[START Dataset entries]
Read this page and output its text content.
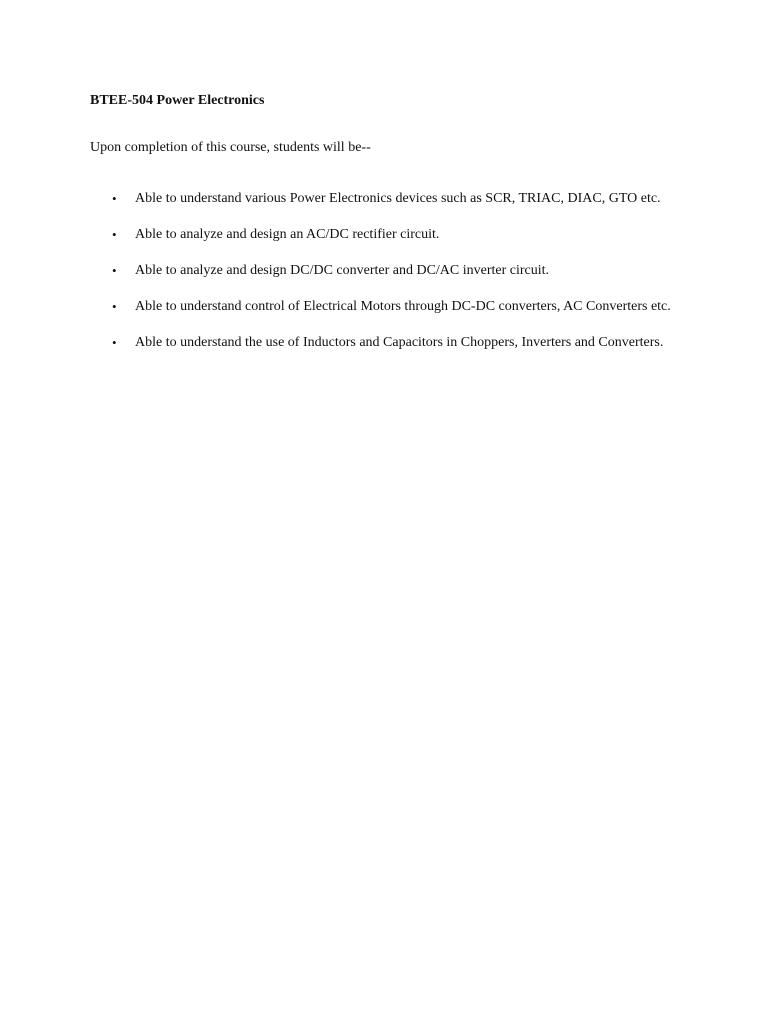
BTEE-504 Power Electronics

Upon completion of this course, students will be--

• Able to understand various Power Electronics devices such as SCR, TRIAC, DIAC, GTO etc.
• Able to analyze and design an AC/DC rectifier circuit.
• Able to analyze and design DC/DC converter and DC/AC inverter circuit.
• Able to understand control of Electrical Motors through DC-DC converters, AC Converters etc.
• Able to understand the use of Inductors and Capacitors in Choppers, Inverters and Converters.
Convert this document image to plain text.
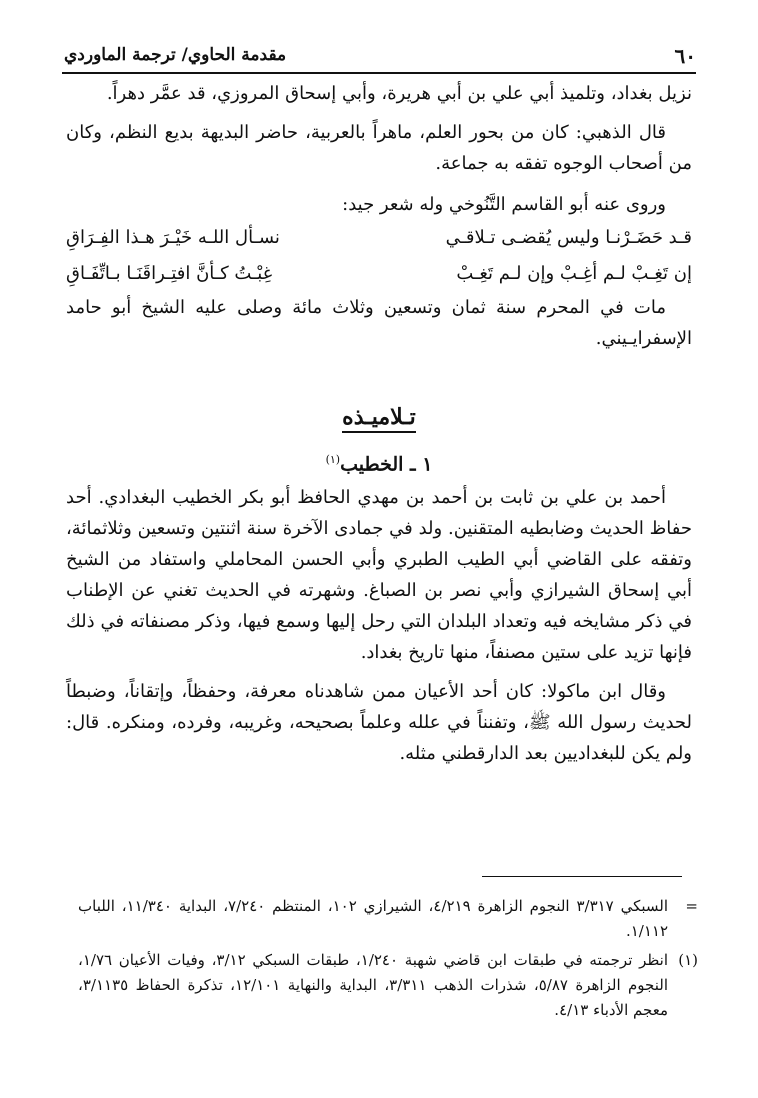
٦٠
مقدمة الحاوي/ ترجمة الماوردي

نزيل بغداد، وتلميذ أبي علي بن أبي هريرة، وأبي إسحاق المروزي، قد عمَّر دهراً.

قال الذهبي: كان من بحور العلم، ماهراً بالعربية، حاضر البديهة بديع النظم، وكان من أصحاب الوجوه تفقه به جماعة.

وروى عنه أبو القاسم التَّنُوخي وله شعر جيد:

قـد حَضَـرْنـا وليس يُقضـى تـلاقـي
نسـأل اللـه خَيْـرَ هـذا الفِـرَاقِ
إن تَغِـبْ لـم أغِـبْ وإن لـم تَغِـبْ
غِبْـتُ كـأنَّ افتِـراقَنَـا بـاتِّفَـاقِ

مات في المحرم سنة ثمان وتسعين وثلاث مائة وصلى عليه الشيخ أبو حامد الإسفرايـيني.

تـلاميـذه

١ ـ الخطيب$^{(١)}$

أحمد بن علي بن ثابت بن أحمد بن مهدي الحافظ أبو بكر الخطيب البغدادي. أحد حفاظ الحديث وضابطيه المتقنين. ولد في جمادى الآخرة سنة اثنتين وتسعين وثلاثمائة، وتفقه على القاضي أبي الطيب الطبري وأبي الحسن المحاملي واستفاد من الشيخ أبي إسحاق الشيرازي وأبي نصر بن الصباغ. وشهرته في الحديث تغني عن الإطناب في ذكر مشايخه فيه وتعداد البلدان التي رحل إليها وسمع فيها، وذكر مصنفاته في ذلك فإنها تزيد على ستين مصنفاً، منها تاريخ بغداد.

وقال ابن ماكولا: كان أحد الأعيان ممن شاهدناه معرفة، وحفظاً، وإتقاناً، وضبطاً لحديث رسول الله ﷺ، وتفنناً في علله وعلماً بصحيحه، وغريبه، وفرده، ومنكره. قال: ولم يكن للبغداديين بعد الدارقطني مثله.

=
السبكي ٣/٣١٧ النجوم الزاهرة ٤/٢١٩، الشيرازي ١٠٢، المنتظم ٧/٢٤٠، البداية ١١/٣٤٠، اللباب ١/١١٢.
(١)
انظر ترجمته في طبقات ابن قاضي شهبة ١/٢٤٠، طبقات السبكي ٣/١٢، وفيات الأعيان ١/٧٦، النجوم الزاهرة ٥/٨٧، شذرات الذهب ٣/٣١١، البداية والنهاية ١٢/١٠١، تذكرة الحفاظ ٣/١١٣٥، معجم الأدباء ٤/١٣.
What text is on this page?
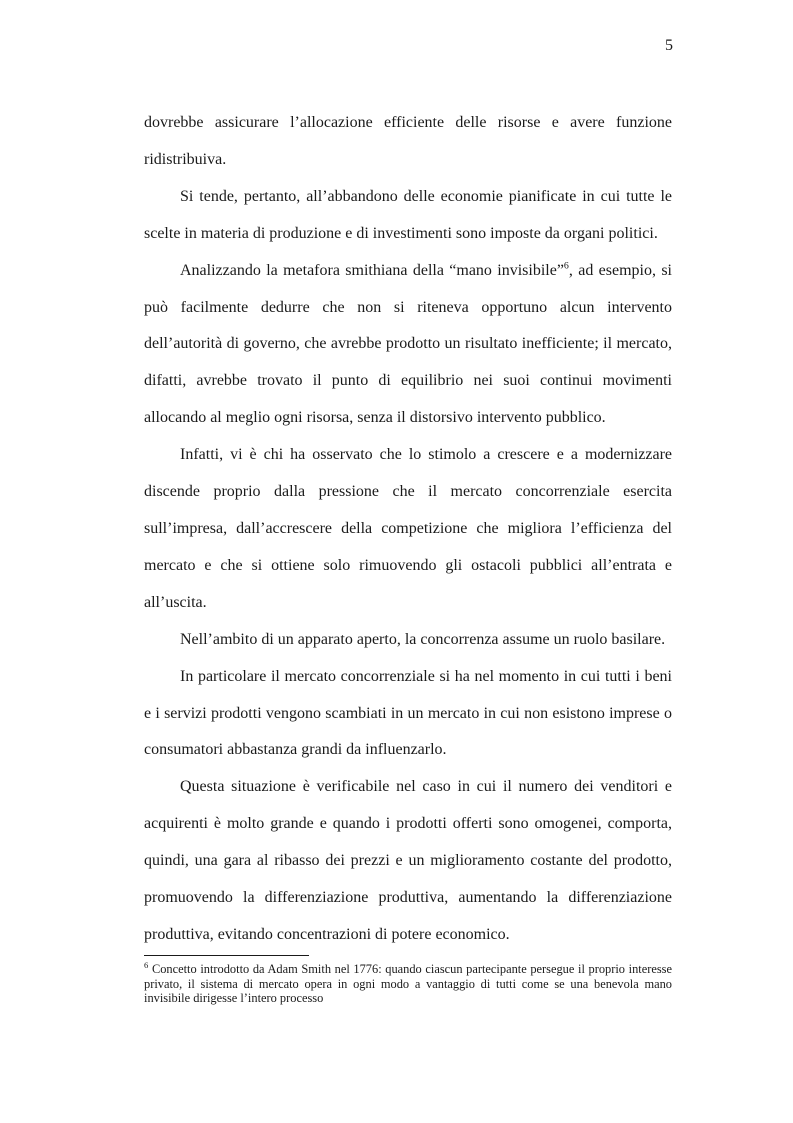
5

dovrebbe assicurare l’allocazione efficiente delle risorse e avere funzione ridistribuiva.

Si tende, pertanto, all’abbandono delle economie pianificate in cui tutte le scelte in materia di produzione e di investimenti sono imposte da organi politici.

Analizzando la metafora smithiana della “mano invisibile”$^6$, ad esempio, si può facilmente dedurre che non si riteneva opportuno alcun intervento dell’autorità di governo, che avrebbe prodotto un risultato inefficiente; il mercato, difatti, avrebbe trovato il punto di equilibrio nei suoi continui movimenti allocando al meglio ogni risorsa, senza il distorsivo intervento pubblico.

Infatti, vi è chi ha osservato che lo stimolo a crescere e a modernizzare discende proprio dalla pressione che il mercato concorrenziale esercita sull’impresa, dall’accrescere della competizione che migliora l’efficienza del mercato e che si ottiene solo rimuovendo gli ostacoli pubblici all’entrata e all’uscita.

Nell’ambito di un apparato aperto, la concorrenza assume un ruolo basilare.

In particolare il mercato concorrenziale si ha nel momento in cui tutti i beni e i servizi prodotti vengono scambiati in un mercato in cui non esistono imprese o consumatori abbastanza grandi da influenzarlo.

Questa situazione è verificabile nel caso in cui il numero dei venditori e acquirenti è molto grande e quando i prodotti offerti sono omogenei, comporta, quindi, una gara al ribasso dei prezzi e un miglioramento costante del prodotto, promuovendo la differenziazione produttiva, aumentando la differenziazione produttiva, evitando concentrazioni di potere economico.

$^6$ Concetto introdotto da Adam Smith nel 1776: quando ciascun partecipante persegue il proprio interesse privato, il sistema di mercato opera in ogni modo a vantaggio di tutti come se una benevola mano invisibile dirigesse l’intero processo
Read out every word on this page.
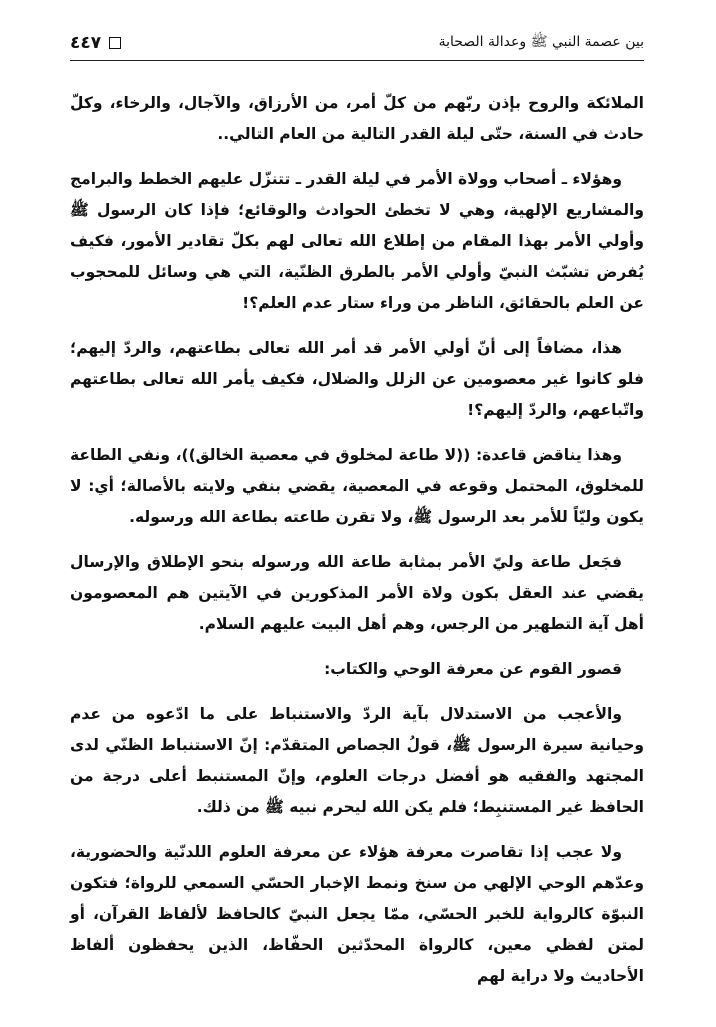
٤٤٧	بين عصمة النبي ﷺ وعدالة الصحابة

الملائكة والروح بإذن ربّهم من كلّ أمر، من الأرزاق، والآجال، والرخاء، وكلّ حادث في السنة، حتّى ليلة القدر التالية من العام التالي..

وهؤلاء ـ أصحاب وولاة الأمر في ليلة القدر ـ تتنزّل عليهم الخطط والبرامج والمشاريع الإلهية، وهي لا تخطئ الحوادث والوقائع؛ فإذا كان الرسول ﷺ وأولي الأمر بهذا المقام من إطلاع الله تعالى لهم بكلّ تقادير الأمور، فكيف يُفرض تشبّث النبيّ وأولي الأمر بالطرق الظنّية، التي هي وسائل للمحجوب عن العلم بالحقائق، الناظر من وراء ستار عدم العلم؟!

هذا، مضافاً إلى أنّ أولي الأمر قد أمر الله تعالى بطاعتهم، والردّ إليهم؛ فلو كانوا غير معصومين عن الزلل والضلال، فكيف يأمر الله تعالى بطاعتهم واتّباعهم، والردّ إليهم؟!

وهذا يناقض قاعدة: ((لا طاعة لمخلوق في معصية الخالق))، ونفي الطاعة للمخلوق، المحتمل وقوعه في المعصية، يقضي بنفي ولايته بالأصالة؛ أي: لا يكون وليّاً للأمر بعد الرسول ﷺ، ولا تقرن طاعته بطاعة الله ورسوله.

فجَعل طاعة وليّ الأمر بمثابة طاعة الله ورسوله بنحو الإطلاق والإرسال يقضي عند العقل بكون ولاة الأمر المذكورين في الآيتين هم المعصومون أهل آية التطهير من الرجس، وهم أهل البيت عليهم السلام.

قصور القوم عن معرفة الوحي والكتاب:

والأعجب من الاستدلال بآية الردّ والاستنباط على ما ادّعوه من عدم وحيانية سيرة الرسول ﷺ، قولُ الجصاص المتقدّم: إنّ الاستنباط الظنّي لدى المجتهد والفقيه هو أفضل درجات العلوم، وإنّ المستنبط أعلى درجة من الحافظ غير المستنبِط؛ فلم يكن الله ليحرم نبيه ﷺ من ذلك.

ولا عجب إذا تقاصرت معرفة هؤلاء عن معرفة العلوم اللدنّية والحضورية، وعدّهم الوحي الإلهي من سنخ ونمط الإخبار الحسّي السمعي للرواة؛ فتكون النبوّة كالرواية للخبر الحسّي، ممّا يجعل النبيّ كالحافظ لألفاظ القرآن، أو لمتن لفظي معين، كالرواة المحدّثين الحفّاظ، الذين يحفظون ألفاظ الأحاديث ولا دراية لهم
[END Dataset entries]
* _Directions for this task_
Find every line in the records that contains the word "السبكي"; copy those lines.

* _Final result_
السبكي ٣/٣١٧ النجوم الزاهرة ٤/٢١٩، الشيرازي ١٠٢، المنتظم ٧/٢٤٠، البداية ١١/٣٤٠، اللباب ١/١١٢.
انظر ترجمته في طبقات ابن قاضي شهبة ١/٢٤٠، طبقات السبكي ٣/١٢، وفيات الأعيان ١/٧٦، النجوم الزاهرة ٥/٨٧، شذرات الذهب ٣/٣١١، البداية والنهاية ١٢/١٠١، تذكرة الحفاظ ٣/١١٣٥، معجم الأدباء ٤/١٣.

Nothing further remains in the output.